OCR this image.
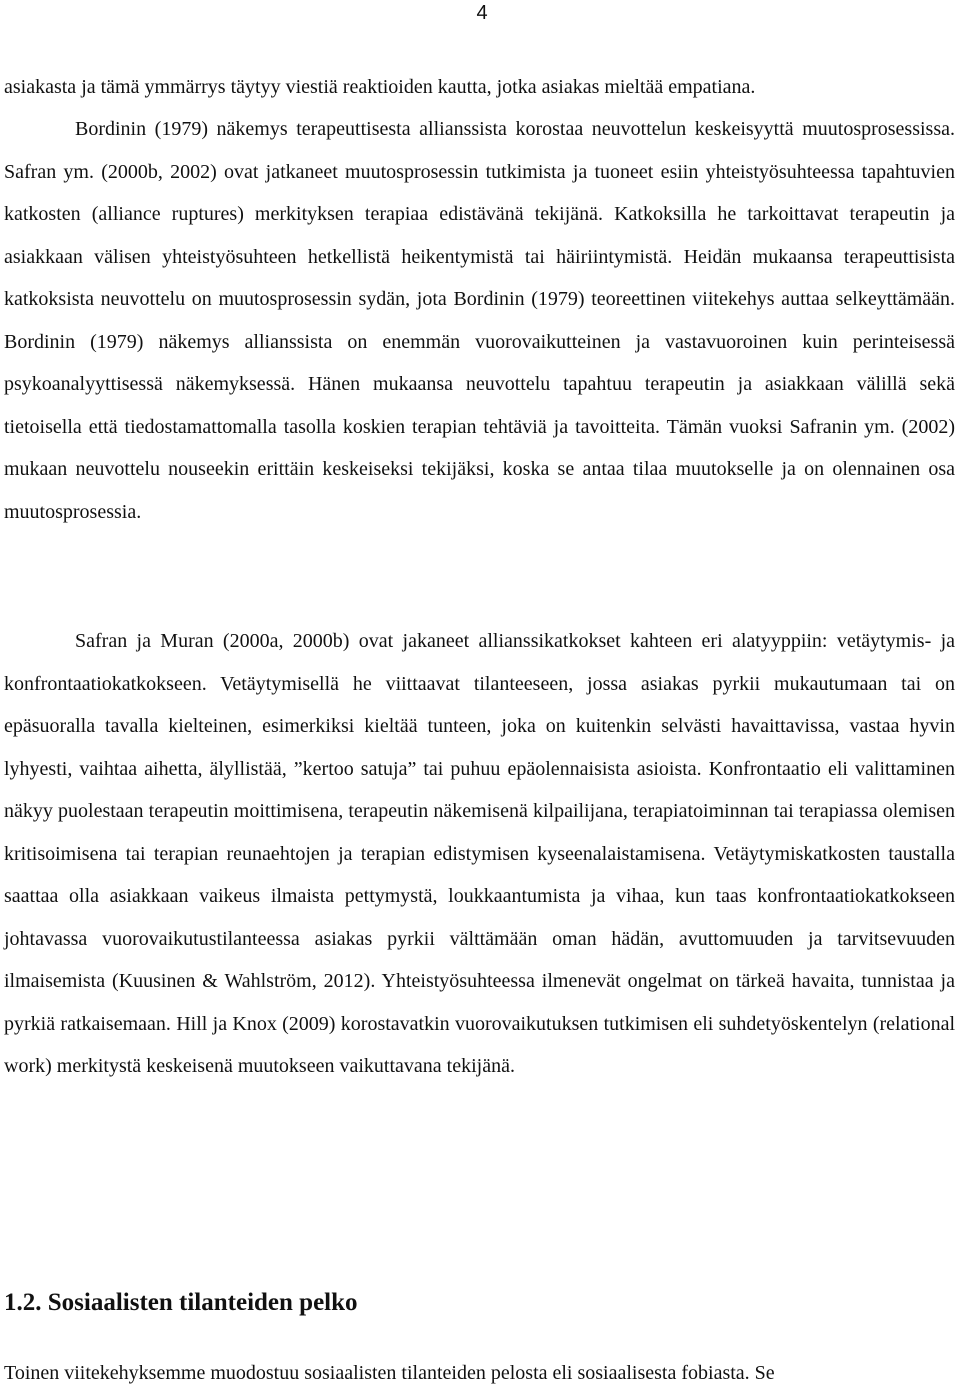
4

asiakasta ja tämä ymmärrys täytyy viestiä reaktioiden kautta, jotka asiakas mieltää empatiana.

Bordinin (1979) näkemys terapeuttisesta allianssista korostaa neuvottelun keskeisyyttä muutosprosessissa. Safran ym. (2000b, 2002) ovat jatkaneet muutosprosessin tutkimista ja tuoneet esiin yhteistyösuhteessa tapahtuvien katkosten (alliance ruptures) merkityksen terapiaa edistävänä tekijänä. Katkoksilla he tarkoittavat terapeutin ja asiakkaan välisen yhteistyösuhteen hetkellistä heikentymistä tai häiriintymistä. Heidän mukaansa terapeuttisista katkoksista neuvottelu on muutosprosessin sydän, jota Bordinin (1979) teoreettinen viitekehys auttaa selkeyttämään. Bordinin (1979) näkemys allianssista on enemmän vuorovaikutteinen ja vastavuoroinen kuin perinteisessä psykoanalyyttisessä näkemyksessä. Hänen mukaansa neuvottelu tapahtuu terapeutin ja asiakkaan välillä sekä tietoisella että tiedostamattomalla tasolla koskien terapian tehtäviä ja tavoitteita. Tämän vuoksi Safranin ym. (2002) mukaan neuvottelu nouseekin erittäin keskeiseksi tekijäksi, koska se antaa tilaa muutokselle ja on olennainen osa muutosprosessia.

Safran ja Muran (2000a, 2000b) ovat jakaneet allianssikatkokset kahteen eri alatyyppiin: vetäytymis- ja konfrontaatiokatkokseen. Vetäytymisellä he viittaavat tilanteeseen, jossa asiakas pyrkii mukautumaan tai on epäsuoralla tavalla kielteinen, esimerkiksi kieltää tunteen, joka on kuitenkin selvästi havaittavissa, vastaa hyvin lyhyesti, vaihtaa aihetta, älyllistää, ”kertoo satuja” tai puhuu epäolennaisista asioista. Konfrontaatio eli valittaminen näkyy puolestaan terapeutin moittimisena, terapeutin näkemisenä kilpailijana, terapiatoiminnan tai terapiassa olemisen kritisoimisena tai terapian reunaehtojen ja terapian edistymisen kyseenalaistamisena. Vetäytymiskatkosten taustalla saattaa olla asiakkaan vaikeus ilmaista pettymystä, loukkaantumista ja vihaa, kun taas konfrontaatiokatkokseen johtavassa vuorovaikutustilanteessa asiakas pyrkii välttämään oman hädän, avuttomuuden ja tarvitsevuuden ilmaisemista (Kuusinen & Wahlström, 2012). Yhteistyösuhteessa ilmenevät ongelmat on tärkeä havaita, tunnistaa ja pyrkiä ratkaisemaan. Hill ja Knox (2009) korostavatkin vuorovaikutuksen tutkimisen eli suhdetyöskentelyn (relational work) merkitystä keskeisenä muutokseen vaikuttavana tekijänä.

1.2. Sosiaalisten tilanteiden pelko

Toinen viitekehyksemme muodostuu sosiaalisten tilanteiden pelosta eli sosiaalisesta fobiasta. Se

Exercise objective: Reproduce each entry verbatim, excluding any embedded images.

Result of this exercise:
OCR this image.
4

asiakasta ja tämä ymmärrys täytyy viestiä reaktioiden kautta, jotka asiakas mieltää empatiana.

Bordinin (1979) näkemys terapeuttisesta allianssista korostaa neuvottelun keskeisyyttä muutosprosessissa. Safran ym. (2000b, 2002) ovat jatkaneet muutosprosessin tutkimista ja tuoneet esiin yhteistyösuhteessa tapahtuvien katkosten (alliance ruptures) merkityksen terapiaa edistävänä tekijänä. Katkoksilla he tarkoittavat terapeutin ja asiakkaan välisen yhteistyösuhteen hetkellistä heikentymistä tai häiriintymistä. Heidän mukaansa terapeuttisista katkoksista neuvottelu on muutosprosessin sydän, jota Bordinin (1979) teoreettinen viitekehys auttaa selkeyttämään. Bordinin (1979) näkemys allianssista on enemmän vuorovaikutteinen ja vastavuoroinen kuin perinteisessä psykoanalyyttisessä näkemyksessä. Hänen mukaansa neuvottelu tapahtuu terapeutin ja asiakkaan välillä sekä tietoisella että tiedostamattomalla tasolla koskien terapian tehtäviä ja tavoitteita. Tämän vuoksi Safranin ym. (2002) mukaan neuvottelu nouseekin erittäin keskeiseksi tekijäksi, koska se antaa tilaa muutokselle ja on olennainen osa muutosprosessia.

Safran ja Muran (2000a, 2000b) ovat jakaneet allianssikatkokset kahteen eri alatyyppiin: vetäytymis- ja konfrontaatiokatkokseen. Vetäytymisellä he viittaavat tilanteeseen, jossa asiakas pyrkii mukautumaan tai on epäsuoralla tavalla kielteinen, esimerkiksi kieltää tunteen, joka on kuitenkin selvästi havaittavissa, vastaa hyvin lyhyesti, vaihtaa aihetta, älyllistää, ”kertoo satuja” tai puhuu epäolennaisista asioista. Konfrontaatio eli valittaminen näkyy puolestaan terapeutin moittimisena, terapeutin näkemisenä kilpailijana, terapiatoiminnan tai terapiassa olemisen kritisoimisena tai terapian reunaehtojen ja terapian edistymisen kyseenalaistamisena. Vetäytymiskatkosten taustalla saattaa olla asiakkaan vaikeus ilmaista pettymystä, loukkaantumista ja vihaa, kun taas konfrontaatiokatkokseen johtavassa vuorovaikutustilanteessa asiakas pyrkii välttämään oman hädän, avuttomuuden ja tarvitsevuuden ilmaisemista (Kuusinen & Wahlström, 2012). Yhteistyösuhteessa ilmenevät ongelmat on tärkeä havaita, tunnistaa ja pyrkiä ratkaisemaan. Hill ja Knox (2009) korostavatkin vuorovaikutuksen tutkimisen eli suhdetyöskentelyn (relational work) merkitystä keskeisenä muutokseen vaikuttavana tekijänä.

1.2. Sosiaalisten tilanteiden pelko

Toinen viitekehyksemme muodostuu sosiaalisten tilanteiden pelosta eli sosiaalisesta fobiasta. Se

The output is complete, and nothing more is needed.